Wednesday 14 May 2008

Morality is a physical process

4 comments
Introduction
I have been testing out my ideas in online forums particularly the Internet Infidels and the Center For Inquiry (where my nickname is faithlessgod - I also use martino in blog comments - must get more consistent about this). I use these forums to test new ideas, make discoveries, make mistakes and learn from them and so on, then, and only then, I will create a blog post as I am doing now. What is becoming apparent is how my approach to ethics seems to be orthogonal to most others conceptions. By orthogonal I mean we are not just talking over or across but at right angles to each other - so to speak. That is "they" are looking at the problem horizontally and I am looking at it vertically (or the other way round as you so chose). So points I make are not just mistranslated by rotating through 90 degrees - they disappear. Now I am aware of this, so I am aware of the danger of such rotations but my opposition, in my opinion, fails to see this, hence me creating this post, for clarification.

The Map is not the Territory
Another way of putting this is there is a confusion between the map and the territory, I am seeking to understand the territory and others thinks there are only maps - the subjectivists, relativists, emotivists, expressivists and so on. In my view, if there is no territory then there is nothing to talk about that I can see and nihilism follows. I disagree since in this sense “morality” is a physical process - of certain interactions between agents, now we can describe it and have beliefs about it but these are maps and the maps are not the territory. The territory just is the interactions between agents and this territory exists. I fail to see that others who seem to insist that morality is just an idea with no referent are not, in fact, nihilists - regardless of how much they deny this.

Are objective evaluations possible?
The challenge here as for any other physical model is to be able to objectively evaluate these interactions without question-begging. I presume that all of my opposition would say this is not possible yet at the same time they mostly deny supporting normative relativism - an incoherent position, but not substantive to my argument! Nonetheless this is exactly what normative relativism claims - that there is no independent means of evaluation, one is always coming from one moral cultural code or another - however objective it is claimed to be - and there is no rational justification in privileging it over any other. I need to answer this and my answer, I realize now, is exactly the same as my approach in analyzing the Enlightenment 2.0 concepts. That is to take a content-free approach - to look at the organization and structure of these interactions of agents - the context - without relying on specific contents. And this is why I have chosen Desire Fulfillment because this is exactly what is provides (there may be other and better models and if you know of any please tell me, I will be all ears).

» Written request a: Name every section heading in the blog post on morality as a physical process.
The blog post and the listing have nothing to do with each other.

(Listings of boxed layout items)

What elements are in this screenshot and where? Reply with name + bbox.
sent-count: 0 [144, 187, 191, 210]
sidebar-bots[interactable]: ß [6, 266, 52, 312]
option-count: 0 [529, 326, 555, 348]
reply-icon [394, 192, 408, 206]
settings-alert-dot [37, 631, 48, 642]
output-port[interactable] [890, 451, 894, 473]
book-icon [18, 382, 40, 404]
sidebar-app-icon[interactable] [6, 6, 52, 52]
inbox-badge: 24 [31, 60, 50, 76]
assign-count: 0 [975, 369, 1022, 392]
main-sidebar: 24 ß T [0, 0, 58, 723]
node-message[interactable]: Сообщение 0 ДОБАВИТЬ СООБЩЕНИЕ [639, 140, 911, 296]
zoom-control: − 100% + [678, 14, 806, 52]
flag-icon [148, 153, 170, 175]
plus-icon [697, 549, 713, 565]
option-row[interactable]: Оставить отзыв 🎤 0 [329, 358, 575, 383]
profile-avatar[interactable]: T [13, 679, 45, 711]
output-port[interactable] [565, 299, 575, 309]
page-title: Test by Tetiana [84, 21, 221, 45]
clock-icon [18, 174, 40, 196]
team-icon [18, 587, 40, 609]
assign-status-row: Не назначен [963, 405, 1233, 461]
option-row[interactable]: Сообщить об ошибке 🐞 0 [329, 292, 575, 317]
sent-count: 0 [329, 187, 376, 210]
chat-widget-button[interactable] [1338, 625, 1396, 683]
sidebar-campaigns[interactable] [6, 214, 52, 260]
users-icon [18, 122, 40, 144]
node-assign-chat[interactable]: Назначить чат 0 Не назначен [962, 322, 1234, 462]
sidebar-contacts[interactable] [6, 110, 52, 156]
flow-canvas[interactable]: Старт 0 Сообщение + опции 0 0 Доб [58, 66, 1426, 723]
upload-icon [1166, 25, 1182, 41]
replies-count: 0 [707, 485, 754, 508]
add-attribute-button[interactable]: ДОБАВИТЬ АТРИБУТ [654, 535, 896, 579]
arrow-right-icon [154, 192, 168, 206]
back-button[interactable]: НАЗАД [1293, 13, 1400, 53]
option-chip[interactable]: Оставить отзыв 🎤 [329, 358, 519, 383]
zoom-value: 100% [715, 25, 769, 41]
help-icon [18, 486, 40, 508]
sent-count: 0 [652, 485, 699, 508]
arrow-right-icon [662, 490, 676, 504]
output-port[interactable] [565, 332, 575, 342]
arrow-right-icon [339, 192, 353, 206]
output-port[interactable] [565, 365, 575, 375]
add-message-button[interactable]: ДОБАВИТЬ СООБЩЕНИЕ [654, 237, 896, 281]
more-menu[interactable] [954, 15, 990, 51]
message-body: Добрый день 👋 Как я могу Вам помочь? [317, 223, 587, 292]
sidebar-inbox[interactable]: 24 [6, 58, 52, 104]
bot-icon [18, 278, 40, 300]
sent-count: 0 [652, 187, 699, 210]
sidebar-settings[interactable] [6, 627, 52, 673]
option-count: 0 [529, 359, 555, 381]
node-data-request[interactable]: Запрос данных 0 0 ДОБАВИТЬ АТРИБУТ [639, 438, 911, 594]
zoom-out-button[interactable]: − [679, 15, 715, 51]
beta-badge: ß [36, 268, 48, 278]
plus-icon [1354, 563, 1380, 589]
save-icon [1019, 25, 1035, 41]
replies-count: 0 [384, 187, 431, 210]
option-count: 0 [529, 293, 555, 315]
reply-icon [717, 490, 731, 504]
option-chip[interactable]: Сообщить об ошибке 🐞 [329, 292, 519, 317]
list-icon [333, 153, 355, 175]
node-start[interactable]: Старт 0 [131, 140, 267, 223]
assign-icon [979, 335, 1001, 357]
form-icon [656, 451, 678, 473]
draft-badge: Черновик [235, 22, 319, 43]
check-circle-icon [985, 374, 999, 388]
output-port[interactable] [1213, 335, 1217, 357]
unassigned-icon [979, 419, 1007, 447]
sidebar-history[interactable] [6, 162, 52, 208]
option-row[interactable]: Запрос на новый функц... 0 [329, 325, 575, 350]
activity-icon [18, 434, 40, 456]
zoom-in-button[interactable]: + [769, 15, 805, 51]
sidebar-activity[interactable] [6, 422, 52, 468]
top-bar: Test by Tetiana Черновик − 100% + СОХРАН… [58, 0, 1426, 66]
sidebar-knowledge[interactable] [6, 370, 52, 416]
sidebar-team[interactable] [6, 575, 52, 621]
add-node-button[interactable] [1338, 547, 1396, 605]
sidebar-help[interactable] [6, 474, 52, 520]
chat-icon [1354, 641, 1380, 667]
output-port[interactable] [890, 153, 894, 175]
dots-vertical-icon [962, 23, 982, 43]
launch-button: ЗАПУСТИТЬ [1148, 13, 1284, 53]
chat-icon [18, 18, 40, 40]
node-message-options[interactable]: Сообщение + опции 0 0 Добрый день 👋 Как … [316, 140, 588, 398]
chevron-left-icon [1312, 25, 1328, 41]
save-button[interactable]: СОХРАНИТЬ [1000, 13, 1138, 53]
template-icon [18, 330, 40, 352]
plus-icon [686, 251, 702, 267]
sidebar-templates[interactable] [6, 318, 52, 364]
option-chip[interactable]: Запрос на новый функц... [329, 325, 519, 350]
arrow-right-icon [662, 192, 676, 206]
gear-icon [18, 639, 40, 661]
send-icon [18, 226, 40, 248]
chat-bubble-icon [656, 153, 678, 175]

» Written request b: Output the lines of the listing from its first line through the line holding "sidebar-contacts[interactable] [6, 110, 52, 156]", including both ends.

» Written solution a:
Introduction
The Map is not the Territory
Are objective evaluations possible?

» Written solution b:
What elements are in this screenshot and where? Reply with name + bbox.
sent-count: 0 [144, 187, 191, 210]
sidebar-bots[interactable]: ß [6, 266, 52, 312]
option-count: 0 [529, 326, 555, 348]
reply-icon [394, 192, 408, 206]
settings-alert-dot [37, 631, 48, 642]
output-port[interactable] [890, 451, 894, 473]
book-icon [18, 382, 40, 404]
sidebar-app-icon[interactable] [6, 6, 52, 52]
inbox-badge: 24 [31, 60, 50, 76]
assign-count: 0 [975, 369, 1022, 392]
main-sidebar: 24 ß T [0, 0, 58, 723]
node-message[interactable]: Сообщение 0 ДОБАВИТЬ СООБЩЕНИЕ [639, 140, 911, 296]
zoom-control: − 100% + [678, 14, 806, 52]
flag-icon [148, 153, 170, 175]
plus-icon [697, 549, 713, 565]
option-row[interactable]: Оставить отзыв 🎤 0 [329, 358, 575, 383]
profile-avatar[interactable]: T [13, 679, 45, 711]
output-port[interactable] [565, 299, 575, 309]
page-title: Test by Tetiana [84, 21, 221, 45]
clock-icon [18, 174, 40, 196]
team-icon [18, 587, 40, 609]
assign-status-row: Не назначен [963, 405, 1233, 461]
option-row[interactable]: Сообщить об ошибке 🐞 0 [329, 292, 575, 317]
sent-count: 0 [329, 187, 376, 210]
chat-widget-button[interactable] [1338, 625, 1396, 683]
sidebar-campaigns[interactable] [6, 214, 52, 260]
users-icon [18, 122, 40, 144]
node-assign-chat[interactable]: Назначить чат 0 Не назначен [962, 322, 1234, 462]
sidebar-contacts[interactable] [6, 110, 52, 156]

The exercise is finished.